• **WHAT TO WORK ON**
Copy out every row below word for word, leaving out the pictures.

(Data rows)

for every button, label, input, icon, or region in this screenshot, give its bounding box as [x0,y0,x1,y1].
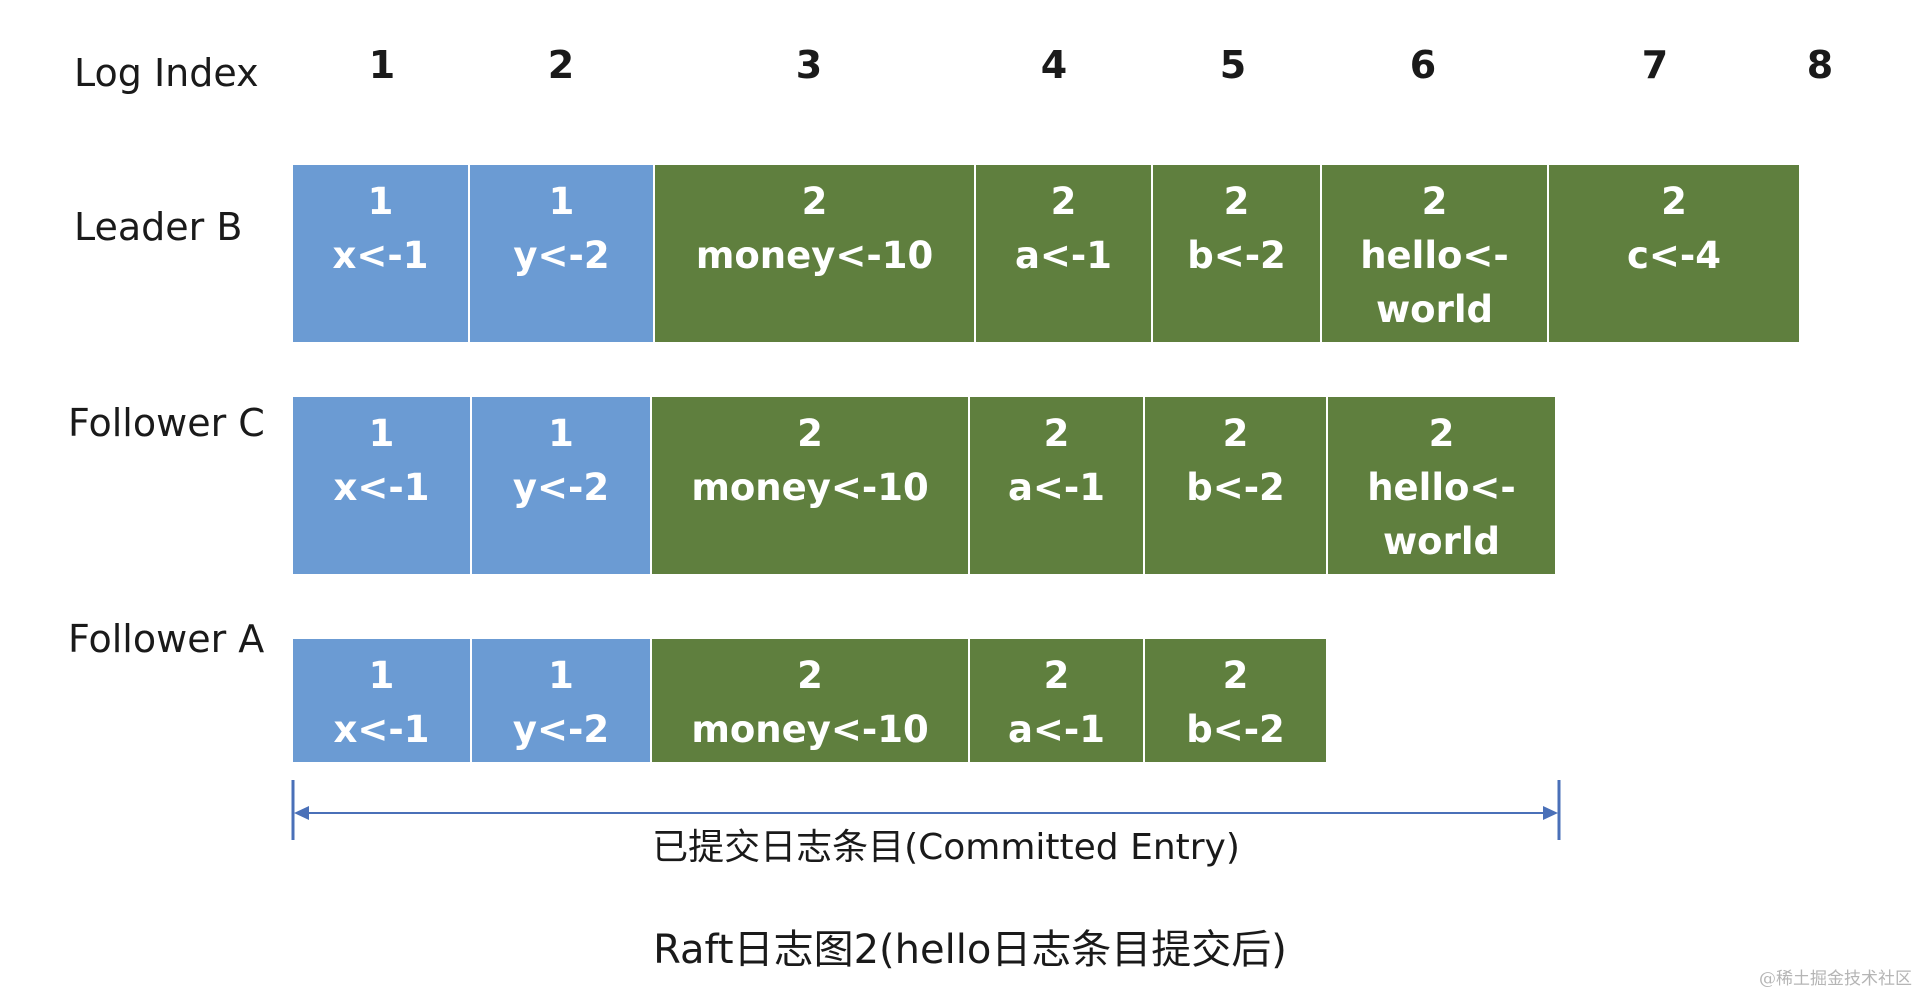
log-entry-leader-b-1: 1 x<-1 [293,165,470,342]
log-entry-leader-b-6: 2 hello<- world [1322,165,1549,342]
log-index-7: 7 [1641,43,1669,87]
log-index-label: Log Index [74,51,259,95]
row-label-leader-b: Leader B [74,205,243,249]
entry-term: 2 [1222,654,1249,697]
entry-term: 2 [1223,180,1250,223]
entry-command: c<-4 [1626,234,1722,277]
entry-command: hello<- world [1360,234,1509,331]
entry-command: hello<- world [1367,466,1516,563]
entry-term: 2 [1661,180,1687,223]
entry-term: 1 [548,180,575,223]
entry-command: b<-2 [1186,708,1285,751]
log-entry-follower-a-2: 1 y<-2 [472,639,652,762]
entry-command: x<-1 [333,466,430,509]
entry-command: a<-1 [1007,466,1106,509]
log-entry-follower-a-1: 1 x<-1 [293,639,472,762]
entry-term: 2 [1043,654,1070,697]
entry-term: 2 [1421,180,1448,223]
entry-term: 2 [797,654,823,697]
log-entry-follower-c-2: 1 y<-2 [472,397,652,574]
log-index-5: 5 [1219,43,1247,87]
entry-term: 1 [368,412,395,455]
entry-term: 1 [367,180,394,223]
entry-term: 1 [548,412,574,455]
entry-command: x<-1 [333,708,430,751]
log-index-3: 3 [795,43,823,87]
entry-term: 2 [797,412,823,455]
log-entry-follower-a-5: 2 b<-2 [1145,639,1328,762]
log-index-6: 6 [1409,43,1437,87]
log-entry-follower-c-3: 2 money<-10 [652,397,970,574]
log-entry-follower-c-5: 2 b<-2 [1145,397,1328,574]
entry-command: x<-1 [332,234,429,277]
log-entry-leader-b-3: 2 money<-10 [655,165,976,342]
committed-entry-caption: 已提交日志条目(Committed Entry) [652,827,1240,868]
log-entry-leader-b-5: 2 b<-2 [1153,165,1322,342]
log-entry-leader-b-2: 1 y<-2 [470,165,655,342]
row-label-follower-a: Follower A [68,617,265,661]
entry-term: 1 [548,654,574,697]
log-entry-follower-c-1: 1 x<-1 [293,397,472,574]
entry-command: money<-10 [695,234,934,277]
entry-term: 2 [1428,412,1455,455]
entry-command: money<-10 [691,466,929,509]
entry-term: 2 [1043,412,1070,455]
log-entry-leader-b-7: 2 c<-4 [1549,165,1801,342]
log-index-2: 2 [547,43,575,87]
diagram-title: Raft日志图2(hello日志条目提交后) [653,927,1287,973]
entry-command: y<-2 [512,708,610,751]
log-entry-follower-c-6: 2 hello<- world [1328,397,1557,574]
log-entry-follower-c-4: 2 a<-1 [970,397,1145,574]
entry-command: b<-2 [1186,466,1285,509]
log-entry-leader-b-4: 2 a<-1 [976,165,1153,342]
entry-command: a<-1 [1007,708,1106,751]
entry-term: 2 [1050,180,1077,223]
log-index-1: 1 [368,43,396,87]
entry-term: 1 [368,654,395,697]
entry-term: 2 [1222,412,1249,455]
entry-command: b<-2 [1187,234,1286,277]
entry-command: y<-2 [512,466,610,509]
watermark: @稀土掘金技术社区 [1759,969,1912,989]
arrow-head-left [294,806,309,820]
entry-term: 2 [801,180,828,223]
log-index-4: 4 [1040,43,1068,87]
entry-command: money<-10 [691,708,929,751]
arrow-head-right [1543,806,1558,820]
log-index-8: 8 [1806,43,1834,87]
row-label-follower-c: Follower C [68,401,265,445]
entry-command: y<-2 [513,234,610,277]
log-entry-follower-a-3: 2 money<-10 [652,639,970,762]
entry-command: a<-1 [1014,234,1113,277]
log-entry-follower-a-4: 2 a<-1 [970,639,1145,762]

• **ANSWER TO THIS PROBLEM**
for every button, label, input, icon, or region in this screenshot, give its bounding box as [x0,y0,x1,y1].
log-entry-leader-b-1: 1 x<-1 [293,165,470,342]
log-entry-leader-b-6: 2 hello<- world [1322,165,1549,342]
log-index-7: 7 [1641,43,1669,87]
log-index-label: Log Index [74,51,259,95]
row-label-leader-b: Leader B [74,205,243,249]
entry-term: 2 [1222,654,1249,697]
entry-term: 2 [1223,180,1250,223]
entry-command: c<-4 [1626,234,1722,277]
entry-command: hello<- world [1360,234,1509,331]
entry-command: hello<- world [1367,466,1516,563]
entry-term: 2 [1661,180,1687,223]
entry-term: 1 [548,180,575,223]
entry-command: b<-2 [1186,708,1285,751]
log-entry-follower-a-2: 1 y<-2 [472,639,652,762]
entry-command: x<-1 [333,466,430,509]
entry-command: a<-1 [1007,466,1106,509]
log-entry-follower-a-1: 1 x<-1 [293,639,472,762]
entry-term: 2 [1043,654,1070,697]
entry-term: 2 [1421,180,1448,223]
entry-term: 2 [797,654,823,697]
log-entry-follower-c-2: 1 y<-2 [472,397,652,574]
log-index-5: 5 [1219,43,1247,87]
entry-term: 1 [368,412,395,455]
entry-term: 1 [367,180,394,223]
entry-term: 1 [548,412,574,455]
entry-command: x<-1 [333,708,430,751]
log-index-3: 3 [795,43,823,87]
entry-term: 2 [797,412,823,455]
log-entry-follower-a-5: 2 b<-2 [1145,639,1328,762]
log-index-6: 6 [1409,43,1437,87]
log-entry-follower-c-3: 2 money<-10 [652,397,970,574]
log-entry-follower-c-5: 2 b<-2 [1145,397,1328,574]
entry-command: x<-1 [332,234,429,277]
log-entry-leader-b-3: 2 money<-10 [655,165,976,342]
committed-entry-caption: 已提交日志条目(Committed Entry) [652,827,1240,868]
log-entry-leader-b-5: 2 b<-2 [1153,165,1322,342]
log-entry-leader-b-2: 1 y<-2 [470,165,655,342]
row-label-follower-a: Follower A [68,617,265,661]
entry-term: 1 [548,654,574,697]
log-entry-follower-c-1: 1 x<-1 [293,397,472,574]
entry-command: money<-10 [695,234,934,277]
entry-term: 2 [1428,412,1455,455]
entry-command: money<-10 [691,466,929,509]
entry-term: 2 [1043,412,1070,455]
log-entry-leader-b-7: 2 c<-4 [1549,165,1801,342]
log-index-2: 2 [547,43,575,87]
diagram-title: Raft日志图2(hello日志条目提交后) [653,927,1287,973]
entry-command: y<-2 [512,708,610,751]
log-entry-follower-c-6: 2 hello<- world [1328,397,1557,574]
log-entry-follower-c-4: 2 a<-1 [970,397,1145,574]
entry-command: b<-2 [1186,466,1285,509]
log-entry-leader-b-4: 2 a<-1 [976,165,1153,342]
entry-command: a<-1 [1007,708,1106,751]
entry-term: 2 [1050,180,1077,223]
log-index-1: 1 [368,43,396,87]
entry-term: 1 [368,654,395,697]
entry-term: 2 [1222,412,1249,455]
entry-command: b<-2 [1187,234,1286,277]
entry-command: y<-2 [512,466,610,509]
watermark: @稀土掘金技术社区 [1759,969,1912,989]
arrow-head-left [294,806,309,820]
entry-term: 2 [801,180,828,223]
log-index-4: 4 [1040,43,1068,87]
entry-command: money<-10 [691,708,929,751]
arrow-head-right [1543,806,1558,820]
log-index-8: 8 [1806,43,1834,87]
row-label-follower-c: Follower C [68,401,265,445]
entry-command: y<-2 [513,234,610,277]
log-entry-follower-a-3: 2 money<-10 [652,639,970,762]
entry-command: a<-1 [1014,234,1113,277]
log-entry-follower-a-4: 2 a<-1 [970,639,1145,762]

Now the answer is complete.